* _GIVEN REQUEST_:
Every record below is to be retyped exactly.

(Stored data entries)

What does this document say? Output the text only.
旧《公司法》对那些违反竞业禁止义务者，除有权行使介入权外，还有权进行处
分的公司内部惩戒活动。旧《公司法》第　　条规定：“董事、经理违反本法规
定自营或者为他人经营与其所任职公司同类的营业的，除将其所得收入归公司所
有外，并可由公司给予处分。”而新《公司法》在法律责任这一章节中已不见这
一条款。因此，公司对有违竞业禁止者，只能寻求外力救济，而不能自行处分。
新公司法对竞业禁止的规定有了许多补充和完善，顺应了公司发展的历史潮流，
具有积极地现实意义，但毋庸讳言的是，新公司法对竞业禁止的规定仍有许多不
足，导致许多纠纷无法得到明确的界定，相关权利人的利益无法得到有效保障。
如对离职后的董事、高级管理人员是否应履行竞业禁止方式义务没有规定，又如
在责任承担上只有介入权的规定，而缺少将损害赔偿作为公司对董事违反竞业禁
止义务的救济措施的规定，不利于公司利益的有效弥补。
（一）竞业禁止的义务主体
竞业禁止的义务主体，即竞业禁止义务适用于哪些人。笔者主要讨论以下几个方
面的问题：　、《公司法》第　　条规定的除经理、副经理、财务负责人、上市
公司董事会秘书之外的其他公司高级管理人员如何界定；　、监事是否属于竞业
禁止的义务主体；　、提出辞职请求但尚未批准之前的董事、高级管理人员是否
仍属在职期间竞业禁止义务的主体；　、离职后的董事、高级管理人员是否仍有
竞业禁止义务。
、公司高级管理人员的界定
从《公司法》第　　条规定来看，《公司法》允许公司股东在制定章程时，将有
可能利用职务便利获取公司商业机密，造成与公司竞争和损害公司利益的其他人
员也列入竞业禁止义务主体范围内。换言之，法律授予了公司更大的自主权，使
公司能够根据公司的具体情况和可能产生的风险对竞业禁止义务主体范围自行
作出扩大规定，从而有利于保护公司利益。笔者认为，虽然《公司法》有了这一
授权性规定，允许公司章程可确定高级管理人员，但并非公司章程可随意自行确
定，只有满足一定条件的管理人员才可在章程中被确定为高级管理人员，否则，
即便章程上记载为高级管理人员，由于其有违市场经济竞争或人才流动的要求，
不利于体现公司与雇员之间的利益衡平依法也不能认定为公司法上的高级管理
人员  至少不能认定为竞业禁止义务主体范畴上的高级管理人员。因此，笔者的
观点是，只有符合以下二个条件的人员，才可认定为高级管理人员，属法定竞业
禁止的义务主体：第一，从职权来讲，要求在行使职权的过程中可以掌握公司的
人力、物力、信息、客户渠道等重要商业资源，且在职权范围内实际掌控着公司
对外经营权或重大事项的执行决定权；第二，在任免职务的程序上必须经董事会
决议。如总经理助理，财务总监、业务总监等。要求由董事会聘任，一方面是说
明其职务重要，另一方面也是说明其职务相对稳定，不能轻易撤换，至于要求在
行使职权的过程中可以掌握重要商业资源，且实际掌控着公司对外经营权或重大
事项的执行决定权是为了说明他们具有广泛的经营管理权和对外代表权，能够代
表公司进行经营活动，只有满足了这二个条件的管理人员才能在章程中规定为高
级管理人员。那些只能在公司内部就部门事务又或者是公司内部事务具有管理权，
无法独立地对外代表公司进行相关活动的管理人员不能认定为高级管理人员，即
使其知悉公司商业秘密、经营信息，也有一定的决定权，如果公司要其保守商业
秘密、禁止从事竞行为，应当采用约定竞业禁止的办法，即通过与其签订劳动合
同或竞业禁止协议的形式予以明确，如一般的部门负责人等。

* _EXERCISE OUTPUT_:
What does this document say? Output the text only.
旧《公司法》对那些违反竞业禁止义务者，除有权行使介入权外，还有权进行处
分的公司内部惩戒活动。旧《公司法》第　　条规定：“董事、经理违反本法规
定自营或者为他人经营与其所任职公司同类的营业的，除将其所得收入归公司所
有外，并可由公司给予处分。”而新《公司法》在法律责任这一章节中已不见这
一条款。因此，公司对有违竞业禁止者，只能寻求外力救济，而不能自行处分。
新公司法对竞业禁止的规定有了许多补充和完善，顺应了公司发展的历史潮流，
具有积极地现实意义，但毋庸讳言的是，新公司法对竞业禁止的规定仍有许多不
足，导致许多纠纷无法得到明确的界定，相关权利人的利益无法得到有效保障。
如对离职后的董事、高级管理人员是否应履行竞业禁止方式义务没有规定，又如
在责任承担上只有介入权的规定，而缺少将损害赔偿作为公司对董事违反竞业禁
止义务的救济措施的规定，不利于公司利益的有效弥补。
（一）竞业禁止的义务主体
竞业禁止的义务主体，即竞业禁止义务适用于哪些人。笔者主要讨论以下几个方
面的问题：　、《公司法》第　　条规定的除经理、副经理、财务负责人、上市
公司董事会秘书之外的其他公司高级管理人员如何界定；　、监事是否属于竞业
禁止的义务主体；　、提出辞职请求但尚未批准之前的董事、高级管理人员是否
仍属在职期间竞业禁止义务的主体；　、离职后的董事、高级管理人员是否仍有
竞业禁止义务。
、公司高级管理人员的界定
从《公司法》第　　条规定来看，《公司法》允许公司股东在制定章程时，将有
可能利用职务便利获取公司商业机密，造成与公司竞争和损害公司利益的其他人
员也列入竞业禁止义务主体范围内。换言之，法律授予了公司更大的自主权，使
公司能够根据公司的具体情况和可能产生的风险对竞业禁止义务主体范围自行
作出扩大规定，从而有利于保护公司利益。笔者认为，虽然《公司法》有了这一
授权性规定，允许公司章程可确定高级管理人员，但并非公司章程可随意自行确
定，只有满足一定条件的管理人员才可在章程中被确定为高级管理人员，否则，
即便章程上记载为高级管理人员，由于其有违市场经济竞争或人才流动的要求，
不利于体现公司与雇员之间的利益衡平依法也不能认定为公司法上的高级管理
人员  至少不能认定为竞业禁止义务主体范畴上的高级管理人员。因此，笔者的
观点是，只有符合以下二个条件的人员，才可认定为高级管理人员，属法定竞业
禁止的义务主体：第一，从职权来讲，要求在行使职权的过程中可以掌握公司的
人力、物力、信息、客户渠道等重要商业资源，且在职权范围内实际掌控着公司
对外经营权或重大事项的执行决定权；第二，在任免职务的程序上必须经董事会
决议。如总经理助理，财务总监、业务总监等。要求由董事会聘任，一方面是说
明其职务重要，另一方面也是说明其职务相对稳定，不能轻易撤换，至于要求在
行使职权的过程中可以掌握重要商业资源，且实际掌控着公司对外经营权或重大
事项的执行决定权是为了说明他们具有广泛的经营管理权和对外代表权，能够代
表公司进行经营活动，只有满足了这二个条件的管理人员才能在章程中规定为高
级管理人员。那些只能在公司内部就部门事务又或者是公司内部事务具有管理权，
无法独立地对外代表公司进行相关活动的管理人员不能认定为高级管理人员，即
使其知悉公司商业秘密、经营信息，也有一定的决定权，如果公司要其保守商业
秘密、禁止从事竞行为，应当采用约定竞业禁止的办法，即通过与其签订劳动合
同或竞业禁止协议的形式予以明确，如一般的部门负责人等。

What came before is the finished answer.